*Raw records:*
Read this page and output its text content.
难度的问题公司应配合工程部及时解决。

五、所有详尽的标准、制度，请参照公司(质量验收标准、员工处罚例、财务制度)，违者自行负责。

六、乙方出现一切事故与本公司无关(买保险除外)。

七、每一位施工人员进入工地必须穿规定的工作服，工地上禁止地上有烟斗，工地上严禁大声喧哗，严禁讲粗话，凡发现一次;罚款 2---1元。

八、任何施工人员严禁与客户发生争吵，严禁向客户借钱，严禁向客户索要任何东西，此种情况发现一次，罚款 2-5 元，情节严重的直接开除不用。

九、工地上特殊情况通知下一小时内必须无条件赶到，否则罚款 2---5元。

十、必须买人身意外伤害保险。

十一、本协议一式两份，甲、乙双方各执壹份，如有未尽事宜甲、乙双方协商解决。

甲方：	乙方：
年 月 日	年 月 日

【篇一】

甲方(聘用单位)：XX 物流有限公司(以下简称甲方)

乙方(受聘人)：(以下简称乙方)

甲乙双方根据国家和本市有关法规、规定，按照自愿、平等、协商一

*What the task requires:*
Print out every entry, keeping each one exact.

*Solution to this problem:*
Read this page and output its text content.
难度的问题公司应配合工程部及时解决。

五、所有详尽的标准、制度，请参照公司(质量验收标准、员工处罚例、财务制度)，违者自行负责。

六、乙方出现一切事故与本公司无关(买保险除外)。

七、每一位施工人员进入工地必须穿规定的工作服，工地上禁止地上有烟斗，工地上严禁大声喧哗，严禁讲粗话，凡发现一次;罚款 2---1元。

八、任何施工人员严禁与客户发生争吵，严禁向客户借钱，严禁向客户索要任何东西，此种情况发现一次，罚款 2-5 元，情节严重的直接开除不用。

九、工地上特殊情况通知下一小时内必须无条件赶到，否则罚款 2---5元。

十、必须买人身意外伤害保险。

十一、本协议一式两份，甲、乙双方各执壹份，如有未尽事宜甲、乙双方协商解决。

甲方：	乙方：
年 月 日	年 月 日

【篇一】

甲方(聘用单位)：XX 物流有限公司(以下简称甲方)

乙方(受聘人)：(以下简称乙方)

甲乙双方根据国家和本市有关法规、规定，按照自愿、平等、协商一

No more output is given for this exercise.